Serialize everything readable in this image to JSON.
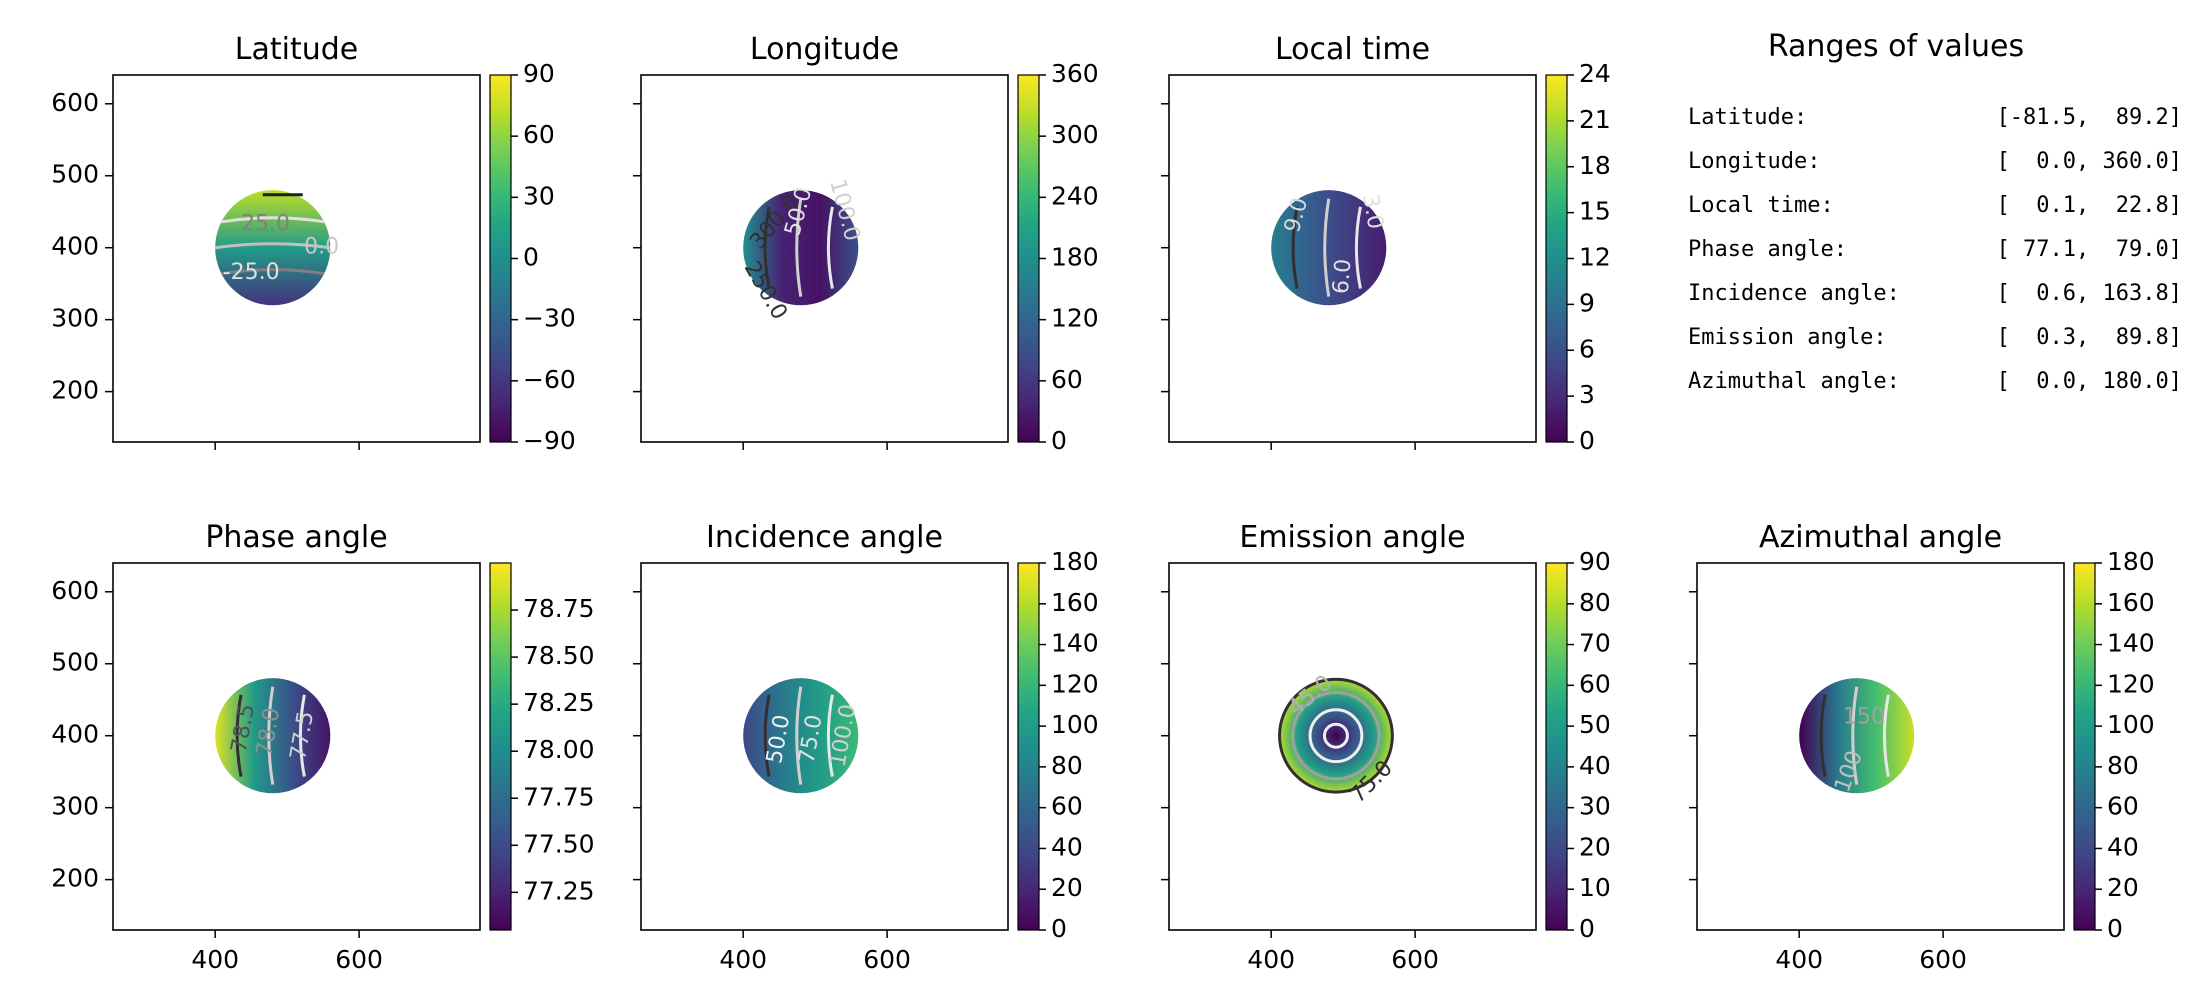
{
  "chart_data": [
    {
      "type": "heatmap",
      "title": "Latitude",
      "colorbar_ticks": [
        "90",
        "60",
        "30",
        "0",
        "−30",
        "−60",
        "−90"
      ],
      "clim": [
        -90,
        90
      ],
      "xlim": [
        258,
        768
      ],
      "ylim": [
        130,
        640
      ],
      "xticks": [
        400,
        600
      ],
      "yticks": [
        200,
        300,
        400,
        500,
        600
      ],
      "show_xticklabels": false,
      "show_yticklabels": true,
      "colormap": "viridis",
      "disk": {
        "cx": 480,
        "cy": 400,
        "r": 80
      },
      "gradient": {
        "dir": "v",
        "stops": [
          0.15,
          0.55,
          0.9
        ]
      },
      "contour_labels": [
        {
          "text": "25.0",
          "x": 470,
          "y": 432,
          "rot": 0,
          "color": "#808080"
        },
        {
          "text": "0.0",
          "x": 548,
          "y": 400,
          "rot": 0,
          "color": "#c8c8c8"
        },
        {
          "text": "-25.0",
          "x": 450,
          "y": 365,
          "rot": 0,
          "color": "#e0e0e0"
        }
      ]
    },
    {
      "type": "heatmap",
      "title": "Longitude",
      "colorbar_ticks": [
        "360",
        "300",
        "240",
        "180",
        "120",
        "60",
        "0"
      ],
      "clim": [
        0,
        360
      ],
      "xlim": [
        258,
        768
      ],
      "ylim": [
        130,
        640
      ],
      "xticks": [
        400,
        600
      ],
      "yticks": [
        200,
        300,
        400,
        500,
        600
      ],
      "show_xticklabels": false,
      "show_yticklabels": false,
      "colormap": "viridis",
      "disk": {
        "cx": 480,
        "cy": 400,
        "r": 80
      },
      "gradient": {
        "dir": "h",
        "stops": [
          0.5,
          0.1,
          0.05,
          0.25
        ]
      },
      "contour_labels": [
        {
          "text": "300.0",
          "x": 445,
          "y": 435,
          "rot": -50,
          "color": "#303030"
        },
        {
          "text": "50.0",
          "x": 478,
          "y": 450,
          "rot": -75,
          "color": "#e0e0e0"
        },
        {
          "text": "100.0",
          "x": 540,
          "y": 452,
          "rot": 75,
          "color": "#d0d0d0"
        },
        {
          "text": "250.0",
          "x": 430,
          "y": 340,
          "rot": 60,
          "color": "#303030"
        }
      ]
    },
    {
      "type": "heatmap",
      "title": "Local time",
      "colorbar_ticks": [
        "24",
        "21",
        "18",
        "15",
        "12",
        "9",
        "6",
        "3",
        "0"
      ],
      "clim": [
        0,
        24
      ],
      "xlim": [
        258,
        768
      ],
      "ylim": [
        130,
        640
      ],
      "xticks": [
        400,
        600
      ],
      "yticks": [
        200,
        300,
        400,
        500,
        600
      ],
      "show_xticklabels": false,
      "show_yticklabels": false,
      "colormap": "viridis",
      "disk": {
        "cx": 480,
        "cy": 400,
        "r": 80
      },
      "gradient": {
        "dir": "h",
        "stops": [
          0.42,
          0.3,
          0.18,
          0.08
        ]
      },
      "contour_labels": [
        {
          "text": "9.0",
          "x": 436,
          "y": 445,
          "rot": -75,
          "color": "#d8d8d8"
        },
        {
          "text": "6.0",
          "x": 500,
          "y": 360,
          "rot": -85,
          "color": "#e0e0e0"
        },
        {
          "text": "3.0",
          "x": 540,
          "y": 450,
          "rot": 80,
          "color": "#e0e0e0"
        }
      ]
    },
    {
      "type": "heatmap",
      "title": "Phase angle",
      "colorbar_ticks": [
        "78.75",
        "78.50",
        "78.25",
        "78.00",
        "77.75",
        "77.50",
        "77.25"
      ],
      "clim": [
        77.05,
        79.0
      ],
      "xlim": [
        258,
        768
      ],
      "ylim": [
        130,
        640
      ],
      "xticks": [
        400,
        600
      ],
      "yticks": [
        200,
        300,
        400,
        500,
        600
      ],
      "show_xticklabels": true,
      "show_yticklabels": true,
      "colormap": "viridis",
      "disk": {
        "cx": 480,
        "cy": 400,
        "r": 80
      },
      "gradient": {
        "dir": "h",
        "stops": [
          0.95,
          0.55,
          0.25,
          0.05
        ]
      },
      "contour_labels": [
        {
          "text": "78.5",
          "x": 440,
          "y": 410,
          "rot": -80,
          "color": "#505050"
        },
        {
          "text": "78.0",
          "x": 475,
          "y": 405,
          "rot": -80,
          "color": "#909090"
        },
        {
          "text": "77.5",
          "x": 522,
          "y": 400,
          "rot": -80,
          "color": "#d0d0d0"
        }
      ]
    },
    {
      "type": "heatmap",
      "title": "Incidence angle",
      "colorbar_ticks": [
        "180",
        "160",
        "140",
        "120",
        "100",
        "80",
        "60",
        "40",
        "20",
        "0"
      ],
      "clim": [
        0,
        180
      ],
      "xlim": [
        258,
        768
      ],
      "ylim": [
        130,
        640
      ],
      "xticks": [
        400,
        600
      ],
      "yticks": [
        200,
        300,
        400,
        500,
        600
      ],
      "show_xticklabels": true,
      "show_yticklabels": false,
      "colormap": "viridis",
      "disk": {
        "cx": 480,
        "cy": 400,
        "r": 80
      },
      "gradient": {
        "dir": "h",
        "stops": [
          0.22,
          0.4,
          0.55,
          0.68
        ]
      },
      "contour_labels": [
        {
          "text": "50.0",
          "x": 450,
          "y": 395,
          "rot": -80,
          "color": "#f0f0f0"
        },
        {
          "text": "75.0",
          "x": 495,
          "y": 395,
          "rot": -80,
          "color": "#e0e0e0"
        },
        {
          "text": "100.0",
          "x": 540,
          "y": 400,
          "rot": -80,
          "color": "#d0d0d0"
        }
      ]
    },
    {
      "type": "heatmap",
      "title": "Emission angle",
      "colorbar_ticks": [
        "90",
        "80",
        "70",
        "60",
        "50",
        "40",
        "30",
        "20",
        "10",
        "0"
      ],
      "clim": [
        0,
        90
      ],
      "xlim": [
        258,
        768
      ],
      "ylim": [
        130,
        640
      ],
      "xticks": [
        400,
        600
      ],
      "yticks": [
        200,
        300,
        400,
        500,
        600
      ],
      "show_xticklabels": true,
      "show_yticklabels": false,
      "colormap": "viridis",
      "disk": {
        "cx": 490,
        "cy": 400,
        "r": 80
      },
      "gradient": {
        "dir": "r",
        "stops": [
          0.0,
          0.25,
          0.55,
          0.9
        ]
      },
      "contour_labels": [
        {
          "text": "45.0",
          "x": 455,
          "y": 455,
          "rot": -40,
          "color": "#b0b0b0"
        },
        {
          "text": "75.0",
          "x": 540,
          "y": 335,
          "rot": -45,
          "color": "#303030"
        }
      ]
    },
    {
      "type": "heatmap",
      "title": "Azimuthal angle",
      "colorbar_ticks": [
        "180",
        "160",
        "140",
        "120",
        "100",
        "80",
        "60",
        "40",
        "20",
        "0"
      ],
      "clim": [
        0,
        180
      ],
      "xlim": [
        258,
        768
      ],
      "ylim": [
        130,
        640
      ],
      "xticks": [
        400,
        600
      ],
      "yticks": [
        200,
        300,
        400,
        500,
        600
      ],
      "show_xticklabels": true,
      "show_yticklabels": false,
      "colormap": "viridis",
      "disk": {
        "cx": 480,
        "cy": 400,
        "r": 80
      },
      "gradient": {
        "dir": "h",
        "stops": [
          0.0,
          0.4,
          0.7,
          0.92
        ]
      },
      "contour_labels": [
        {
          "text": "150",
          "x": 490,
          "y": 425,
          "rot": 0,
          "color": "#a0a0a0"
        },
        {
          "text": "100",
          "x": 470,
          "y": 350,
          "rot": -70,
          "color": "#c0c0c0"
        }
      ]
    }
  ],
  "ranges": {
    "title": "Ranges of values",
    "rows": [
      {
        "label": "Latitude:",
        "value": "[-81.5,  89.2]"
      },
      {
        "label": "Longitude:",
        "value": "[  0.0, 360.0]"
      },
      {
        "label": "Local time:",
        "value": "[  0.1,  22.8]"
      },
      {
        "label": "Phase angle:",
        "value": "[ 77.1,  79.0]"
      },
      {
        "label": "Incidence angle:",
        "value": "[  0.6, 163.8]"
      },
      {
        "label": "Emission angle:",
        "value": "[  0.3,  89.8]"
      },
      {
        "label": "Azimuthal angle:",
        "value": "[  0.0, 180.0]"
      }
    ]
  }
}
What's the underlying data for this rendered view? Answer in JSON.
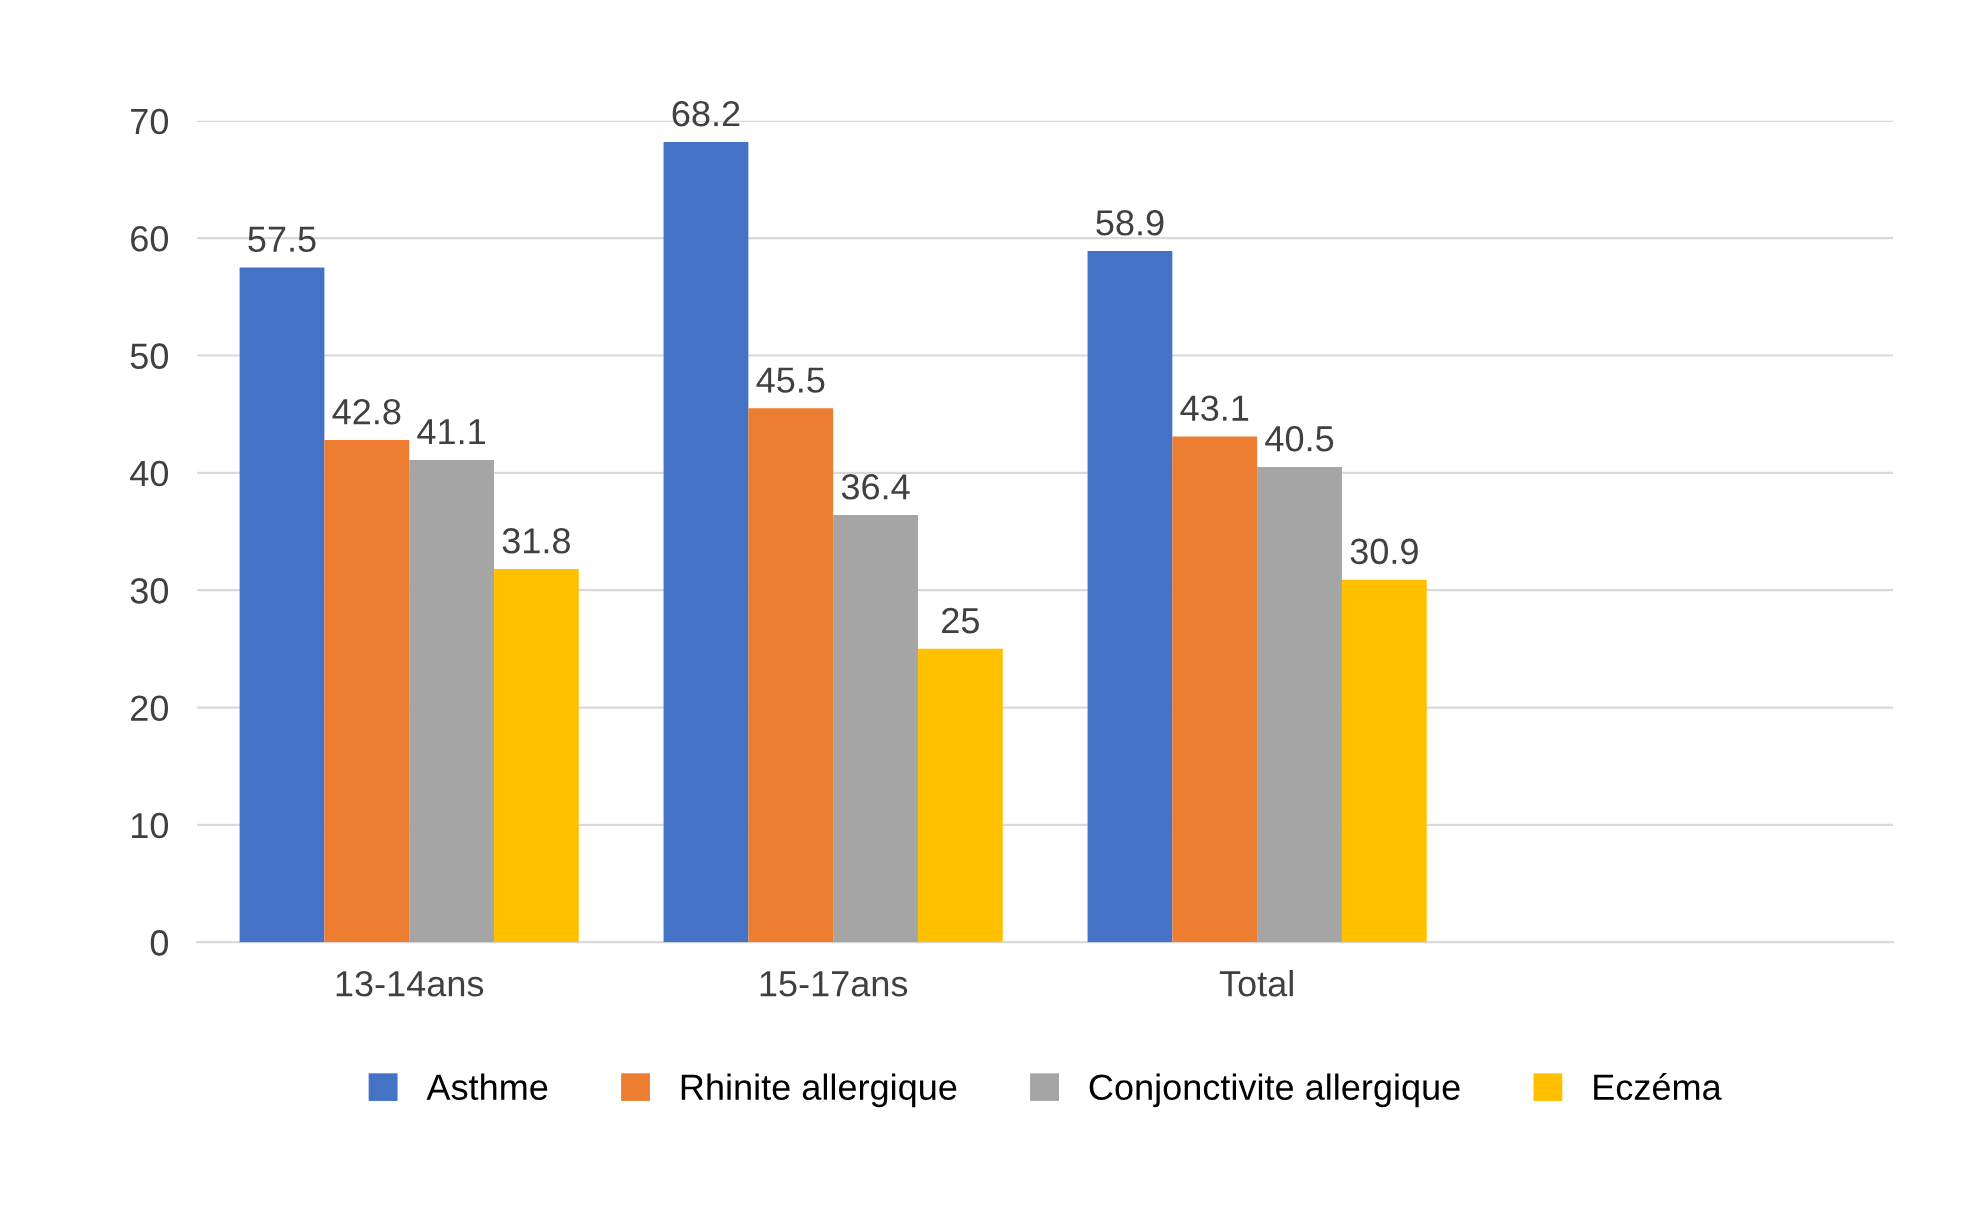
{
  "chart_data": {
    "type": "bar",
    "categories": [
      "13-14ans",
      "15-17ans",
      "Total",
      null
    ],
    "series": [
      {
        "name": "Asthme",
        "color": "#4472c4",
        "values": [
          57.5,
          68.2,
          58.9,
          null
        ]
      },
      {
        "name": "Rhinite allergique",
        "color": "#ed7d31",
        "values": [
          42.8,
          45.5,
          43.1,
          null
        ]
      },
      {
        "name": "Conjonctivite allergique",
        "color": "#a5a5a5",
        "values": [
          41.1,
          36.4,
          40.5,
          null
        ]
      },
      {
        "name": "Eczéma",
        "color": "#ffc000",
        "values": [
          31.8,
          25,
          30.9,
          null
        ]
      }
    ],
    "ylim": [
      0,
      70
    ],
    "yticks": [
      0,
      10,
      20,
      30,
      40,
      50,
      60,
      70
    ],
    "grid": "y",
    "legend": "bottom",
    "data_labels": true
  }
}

========================

Go through the records and pull out each line that includes the word "title".

● Response to the task
      "title": "Latitude",
      "title": "Longitude",
      "title": "Local time",
      "title": "Phase angle",
      "title": "Incidence angle",
      "title": "Emission angle",
      "title": "Azimuthal angle",
    "title": "Ranges of values",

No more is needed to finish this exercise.